Keep the pictures out of the copy and repeat the records exactly.
───── Records shown ─────
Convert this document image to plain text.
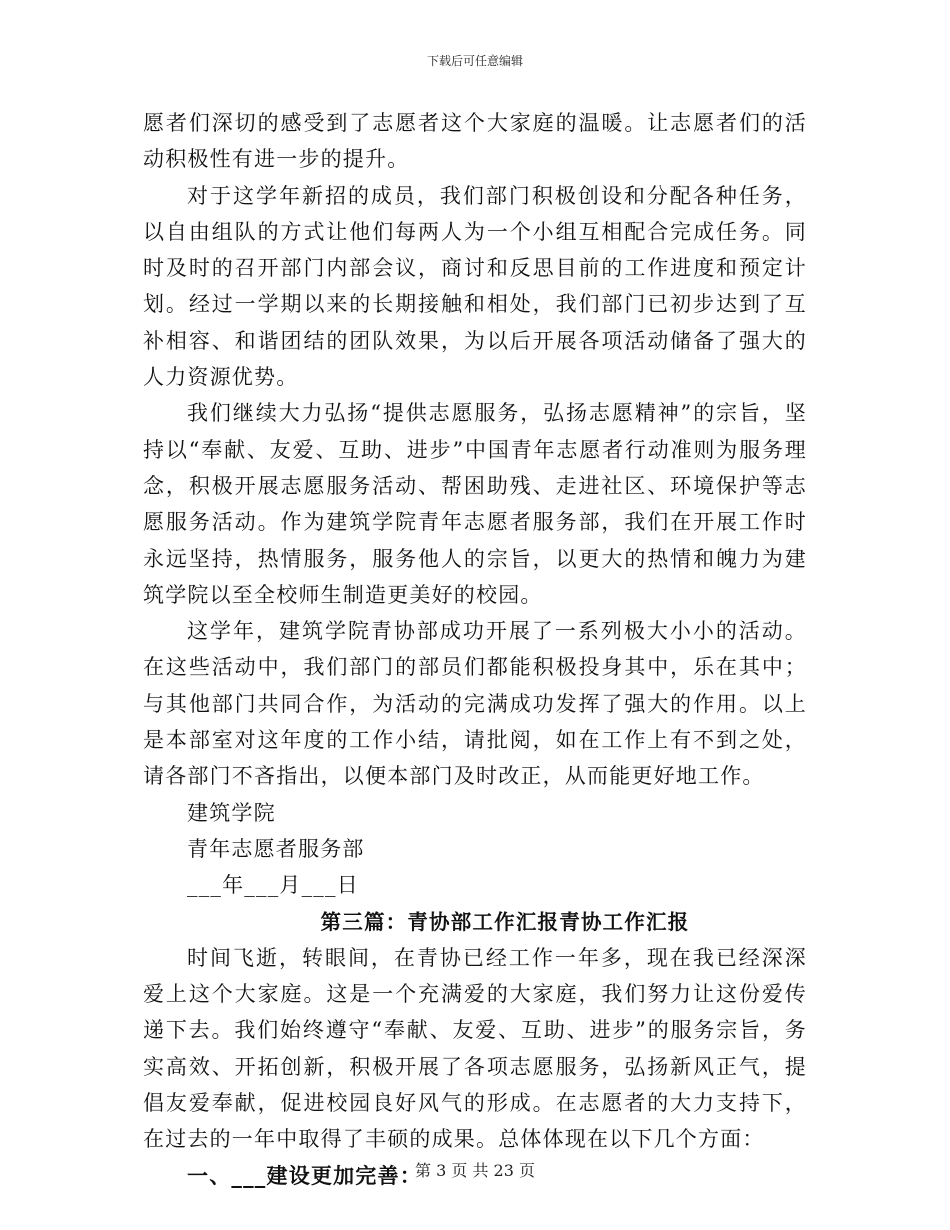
下载后可任意编辑

愿者们深切的感受到了志愿者这个大家庭的温暖。让志愿者们的活动积极性有进一步的提升。

对于这学年新招的成员，我们部门积极创设和分配各种任务，以自由组队的方式让他们每两人为一个小组互相配合完成任务。同时及时的召开部门内部会议，商讨和反思目前的工作进度和预定计划。经过一学期以来的长期接触和相处，我们部门已初步达到了互补相容、和谐团结的团队效果，为以后开展各项活动储备了强大的人力资源优势。

我们继续大力弘扬“提供志愿服务，弘扬志愿精神”的宗旨，坚持以“奉献、友爱、互助、进步”中国青年志愿者行动准则为服务理念，积极开展志愿服务活动、帮困助残、走进社区、环境保护等志愿服务活动。作为建筑学院青年志愿者服务部，我们在开展工作时永远坚持，热情服务，服务他人的宗旨，以更大的热情和魄力为建筑学院以至全校师生制造更美好的校园。

这学年，建筑学院青协部成功开展了一系列极大小小的活动。在这些活动中，我们部门的部员们都能积极投身其中，乐在其中；与其他部门共同合作，为活动的完满成功发挥了强大的作用。以上是本部室对这年度的工作小结，请批阅，如在工作上有不到之处，请各部门不吝指出，以便本部门及时改正，从而能更好地工作。

建筑学院

青年志愿者服务部

___年___月___日

第三篇：青协部工作汇报青协工作汇报

时间飞逝，转眼间，在青协已经工作一年多，现在我已经深深爱上这个大家庭。这是一个充满爱的大家庭，我们努力让这份爱传递下去。我们始终遵守“奉献、友爱、互助、进步”的服务宗旨，务实高效、开拓创新，积极开展了各项志愿服务，弘扬新风正气，提倡友爱奉献，促进校园良好风气的形成。在志愿者的大力支持下，在过去的一年中取得了丰硕的成果。总体体现在以下几个方面：

一、___建设更加完善：

第 3 页 共 23 页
─────
**Answer for the task:**
Convert this document image to plain text.
下载后可任意编辑

愿者们深切的感受到了志愿者这个大家庭的温暖。让志愿者们的活动积极性有进一步的提升。

对于这学年新招的成员，我们部门积极创设和分配各种任务，以自由组队的方式让他们每两人为一个小组互相配合完成任务。同时及时的召开部门内部会议，商讨和反思目前的工作进度和预定计划。经过一学期以来的长期接触和相处，我们部门已初步达到了互补相容、和谐团结的团队效果，为以后开展各项活动储备了强大的人力资源优势。

我们继续大力弘扬“提供志愿服务，弘扬志愿精神”的宗旨，坚持以“奉献、友爱、互助、进步”中国青年志愿者行动准则为服务理念，积极开展志愿服务活动、帮困助残、走进社区、环境保护等志愿服务活动。作为建筑学院青年志愿者服务部，我们在开展工作时永远坚持，热情服务，服务他人的宗旨，以更大的热情和魄力为建筑学院以至全校师生制造更美好的校园。

这学年，建筑学院青协部成功开展了一系列极大小小的活动。在这些活动中，我们部门的部员们都能积极投身其中，乐在其中；与其他部门共同合作，为活动的完满成功发挥了强大的作用。以上是本部室对这年度的工作小结，请批阅，如在工作上有不到之处，请各部门不吝指出，以便本部门及时改正，从而能更好地工作。

建筑学院

青年志愿者服务部

___年___月___日

第三篇：青协部工作汇报青协工作汇报

时间飞逝，转眼间，在青协已经工作一年多，现在我已经深深爱上这个大家庭。这是一个充满爱的大家庭，我们努力让这份爱传递下去。我们始终遵守“奉献、友爱、互助、进步”的服务宗旨，务实高效、开拓创新，积极开展了各项志愿服务，弘扬新风正气，提倡友爱奉献，促进校园良好风气的形成。在志愿者的大力支持下，在过去的一年中取得了丰硕的成果。总体体现在以下几个方面：

一、___建设更加完善：

第 3 页 共 23 页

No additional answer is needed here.